Record extracts ->
--------

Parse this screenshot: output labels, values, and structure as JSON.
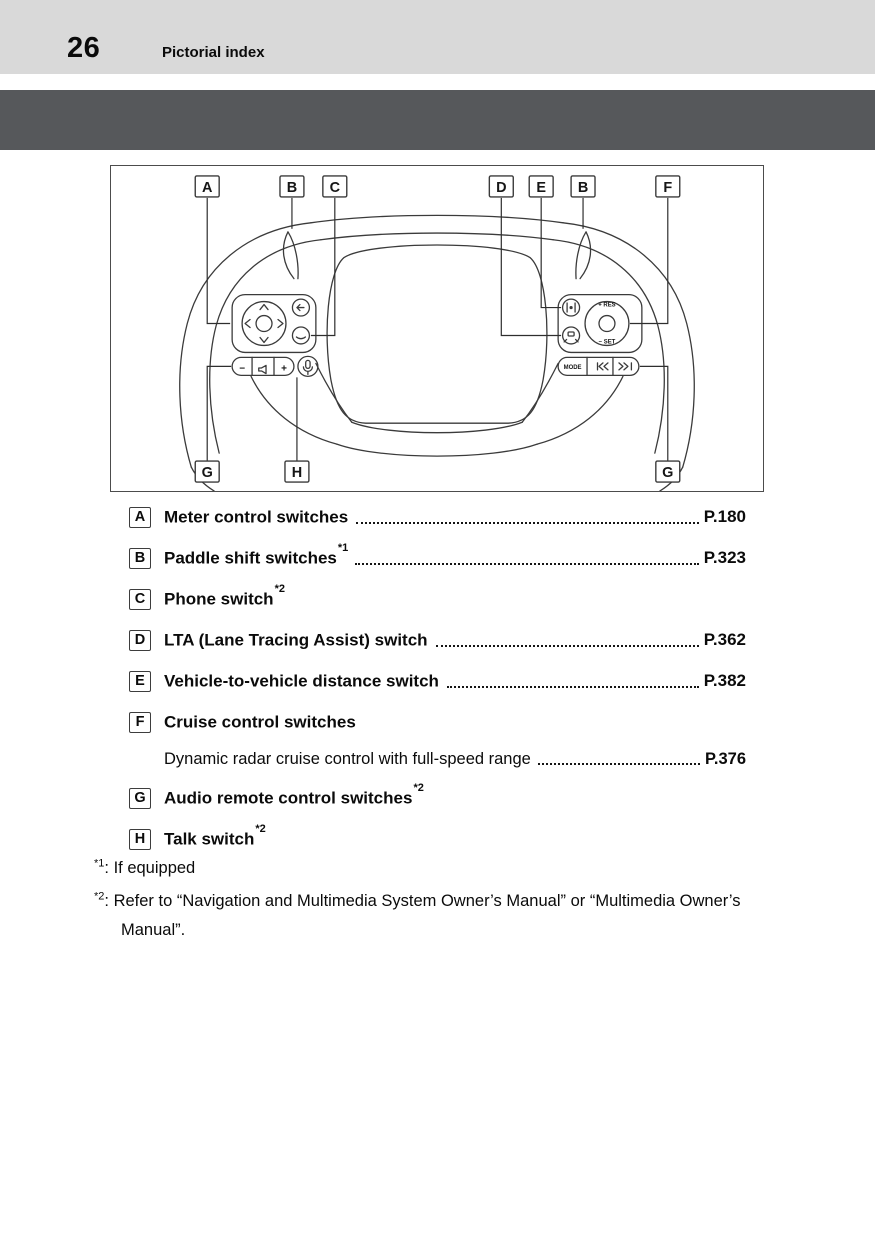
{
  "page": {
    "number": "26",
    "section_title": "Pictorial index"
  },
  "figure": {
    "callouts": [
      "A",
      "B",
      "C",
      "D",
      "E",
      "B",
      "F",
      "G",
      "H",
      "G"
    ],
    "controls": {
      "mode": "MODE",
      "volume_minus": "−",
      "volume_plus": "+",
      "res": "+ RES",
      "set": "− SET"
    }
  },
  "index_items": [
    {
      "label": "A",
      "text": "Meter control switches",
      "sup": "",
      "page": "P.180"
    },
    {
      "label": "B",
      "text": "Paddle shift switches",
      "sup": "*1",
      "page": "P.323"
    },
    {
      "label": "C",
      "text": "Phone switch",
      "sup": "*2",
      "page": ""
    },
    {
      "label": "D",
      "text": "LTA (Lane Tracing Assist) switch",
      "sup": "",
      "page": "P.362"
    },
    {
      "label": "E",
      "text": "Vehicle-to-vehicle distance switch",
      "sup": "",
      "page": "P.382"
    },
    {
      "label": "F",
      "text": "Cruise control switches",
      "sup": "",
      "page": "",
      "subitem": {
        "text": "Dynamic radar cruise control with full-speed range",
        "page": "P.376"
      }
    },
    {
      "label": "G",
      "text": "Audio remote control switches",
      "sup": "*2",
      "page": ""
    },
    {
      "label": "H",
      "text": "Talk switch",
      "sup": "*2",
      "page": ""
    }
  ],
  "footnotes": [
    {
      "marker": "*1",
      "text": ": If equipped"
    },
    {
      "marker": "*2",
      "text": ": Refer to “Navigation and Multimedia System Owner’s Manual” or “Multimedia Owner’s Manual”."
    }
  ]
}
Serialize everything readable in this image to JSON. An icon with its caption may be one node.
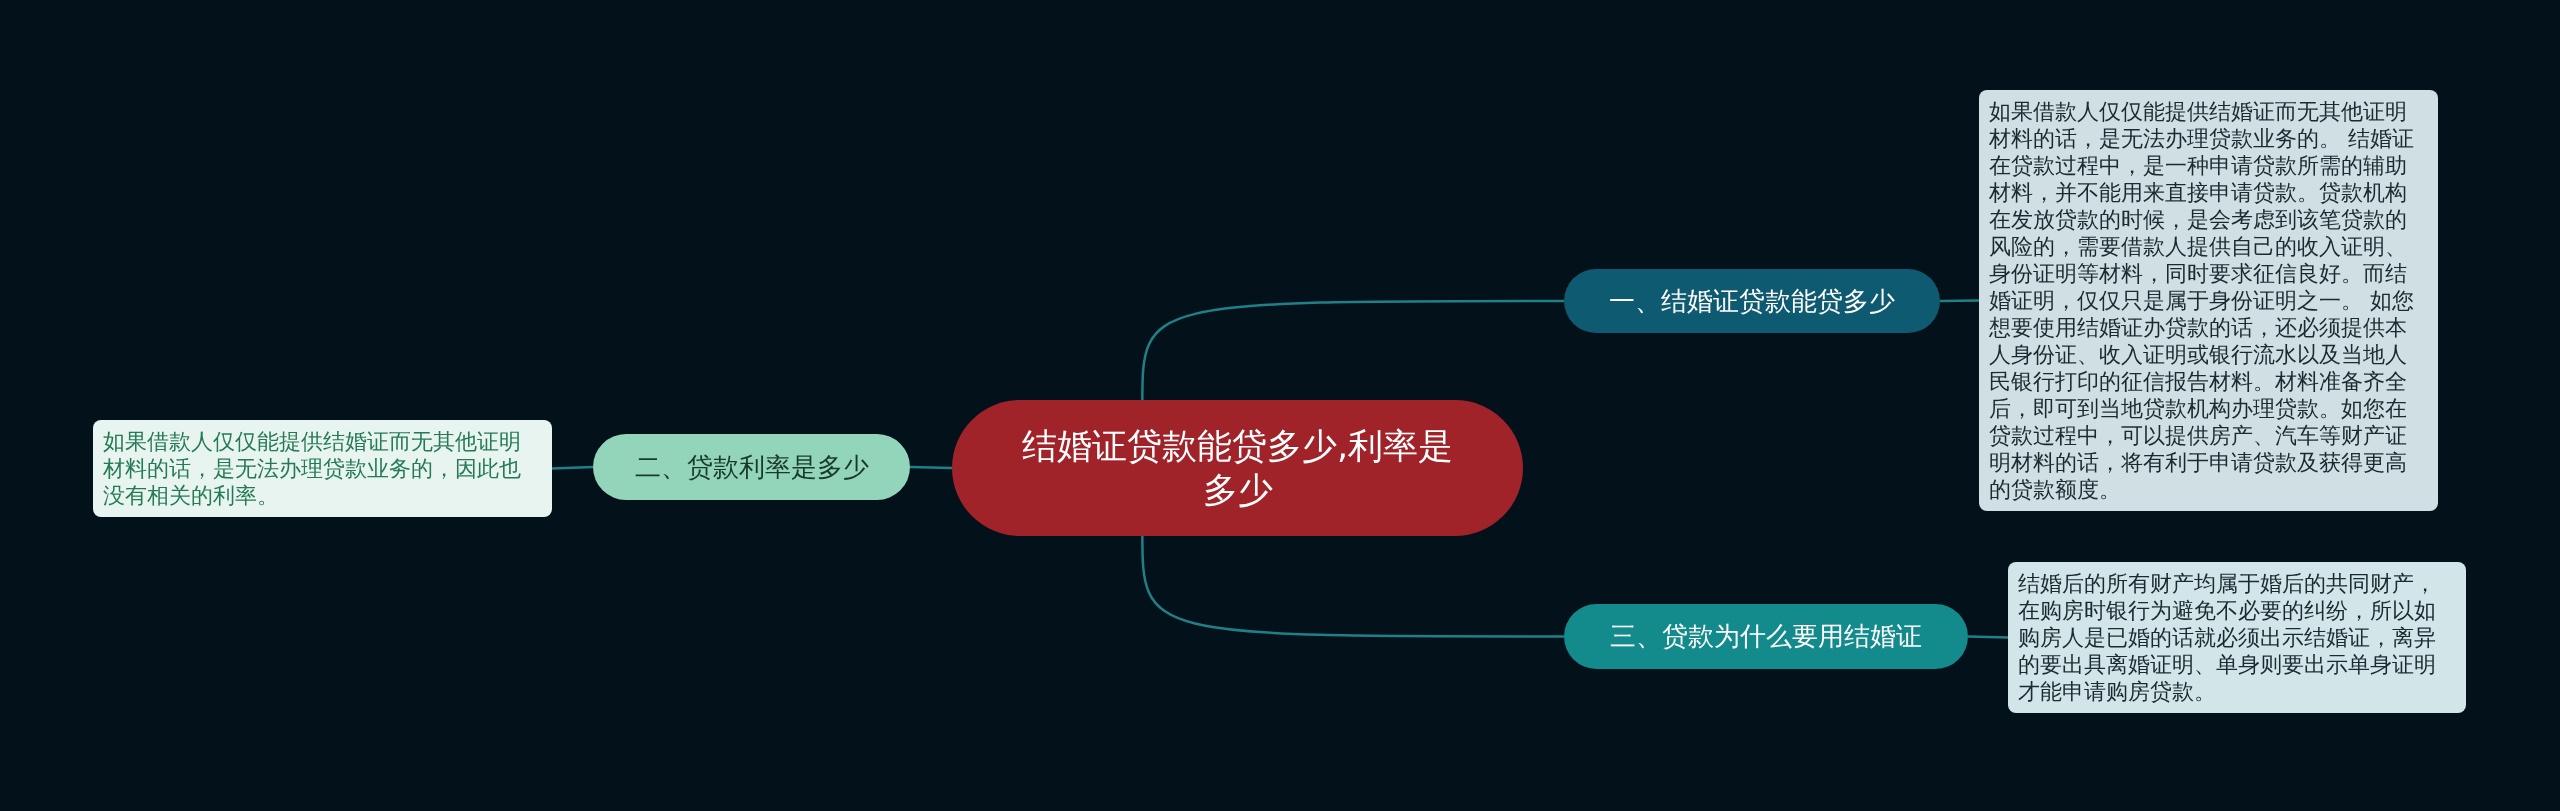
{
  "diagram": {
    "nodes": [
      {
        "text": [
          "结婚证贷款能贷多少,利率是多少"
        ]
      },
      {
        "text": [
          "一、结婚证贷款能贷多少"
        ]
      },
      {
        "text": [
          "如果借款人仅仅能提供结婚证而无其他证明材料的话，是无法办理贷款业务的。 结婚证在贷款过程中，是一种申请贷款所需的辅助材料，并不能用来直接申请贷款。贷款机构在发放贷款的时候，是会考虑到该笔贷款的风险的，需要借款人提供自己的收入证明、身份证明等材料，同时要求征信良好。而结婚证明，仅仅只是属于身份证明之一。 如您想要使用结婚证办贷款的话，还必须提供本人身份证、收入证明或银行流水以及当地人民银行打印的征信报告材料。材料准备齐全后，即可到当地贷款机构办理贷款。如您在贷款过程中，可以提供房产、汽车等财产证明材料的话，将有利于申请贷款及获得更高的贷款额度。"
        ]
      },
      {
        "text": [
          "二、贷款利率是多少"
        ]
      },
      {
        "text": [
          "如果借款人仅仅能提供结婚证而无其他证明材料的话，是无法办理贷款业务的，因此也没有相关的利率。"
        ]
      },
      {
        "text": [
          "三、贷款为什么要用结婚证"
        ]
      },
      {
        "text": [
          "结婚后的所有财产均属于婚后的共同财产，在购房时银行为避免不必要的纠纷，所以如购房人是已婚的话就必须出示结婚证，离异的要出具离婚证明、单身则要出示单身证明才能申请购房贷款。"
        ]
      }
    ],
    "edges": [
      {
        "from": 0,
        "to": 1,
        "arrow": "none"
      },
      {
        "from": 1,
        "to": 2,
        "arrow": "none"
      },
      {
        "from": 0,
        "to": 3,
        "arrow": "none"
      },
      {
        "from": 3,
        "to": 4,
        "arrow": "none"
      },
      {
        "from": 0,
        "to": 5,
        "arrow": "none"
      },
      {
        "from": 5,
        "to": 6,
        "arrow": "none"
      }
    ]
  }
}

--------

Task to complete -> Reproduce the whole listing exactly, but not the images in it.

Exercise response ->
Parse this screenshot: output labels, values, and structure as JSON.
{
  "page": {
    "number": "26",
    "section_title": "Pictorial index"
  },
  "figure": {
    "callouts": [
      "A",
      "B",
      "C",
      "D",
      "E",
      "B",
      "F",
      "G",
      "H",
      "G"
    ],
    "controls": {
      "mode": "MODE",
      "volume_minus": "−",
      "volume_plus": "+",
      "res": "+ RES",
      "set": "− SET"
    }
  },
  "index_items": [
    {
      "label": "A",
      "text": "Meter control switches",
      "sup": "",
      "page": "P.180"
    },
    {
      "label": "B",
      "text": "Paddle shift switches",
      "sup": "*1",
      "page": "P.323"
    },
    {
      "label": "C",
      "text": "Phone switch",
      "sup": "*2",
      "page": ""
    },
    {
      "label": "D",
      "text": "LTA (Lane Tracing Assist) switch",
      "sup": "",
      "page": "P.362"
    },
    {
      "label": "E",
      "text": "Vehicle-to-vehicle distance switch",
      "sup": "",
      "page": "P.382"
    },
    {
      "label": "F",
      "text": "Cruise control switches",
      "sup": "",
      "page": "",
      "subitem": {
        "text": "Dynamic radar cruise control with full-speed range",
        "page": "P.376"
      }
    },
    {
      "label": "G",
      "text": "Audio remote control switches",
      "sup": "*2",
      "page": ""
    },
    {
      "label": "H",
      "text": "Talk switch",
      "sup": "*2",
      "page": ""
    }
  ],
  "footnotes": [
    {
      "marker": "*1",
      "text": ": If equipped"
    },
    {
      "marker": "*2",
      "text": ": Refer to “Navigation and Multimedia System Owner’s Manual” or “Multimedia Owner’s Manual”."
    }
  ]
}
Serialize everything readable in this image to JSON. An icon with its caption may be one node.
{
  "diagram": {
    "nodes": [
      {
        "text": [
          "结婚证贷款能贷多少,利率是多少"
        ]
      },
      {
        "text": [
          "一、结婚证贷款能贷多少"
        ]
      },
      {
        "text": [
          "如果借款人仅仅能提供结婚证而无其他证明材料的话，是无法办理贷款业务的。 结婚证在贷款过程中，是一种申请贷款所需的辅助材料，并不能用来直接申请贷款。贷款机构在发放贷款的时候，是会考虑到该笔贷款的风险的，需要借款人提供自己的收入证明、身份证明等材料，同时要求征信良好。而结婚证明，仅仅只是属于身份证明之一。 如您想要使用结婚证办贷款的话，还必须提供本人身份证、收入证明或银行流水以及当地人民银行打印的征信报告材料。材料准备齐全后，即可到当地贷款机构办理贷款。如您在贷款过程中，可以提供房产、汽车等财产证明材料的话，将有利于申请贷款及获得更高的贷款额度。"
        ]
      },
      {
        "text": [
          "二、贷款利率是多少"
        ]
      },
      {
        "text": [
          "如果借款人仅仅能提供结婚证而无其他证明材料的话，是无法办理贷款业务的，因此也没有相关的利率。"
        ]
      },
      {
        "text": [
          "三、贷款为什么要用结婚证"
        ]
      },
      {
        "text": [
          "结婚后的所有财产均属于婚后的共同财产，在购房时银行为避免不必要的纠纷，所以如购房人是已婚的话就必须出示结婚证，离异的要出具离婚证明、单身则要出示单身证明才能申请购房贷款。"
        ]
      }
    ],
    "edges": [
      {
        "from": 0,
        "to": 1,
        "arrow": "none"
      },
      {
        "from": 1,
        "to": 2,
        "arrow": "none"
      },
      {
        "from": 0,
        "to": 3,
        "arrow": "none"
      },
      {
        "from": 3,
        "to": 4,
        "arrow": "none"
      },
      {
        "from": 0,
        "to": 5,
        "arrow": "none"
      },
      {
        "from": 5,
        "to": 6,
        "arrow": "none"
      }
    ]
  }
}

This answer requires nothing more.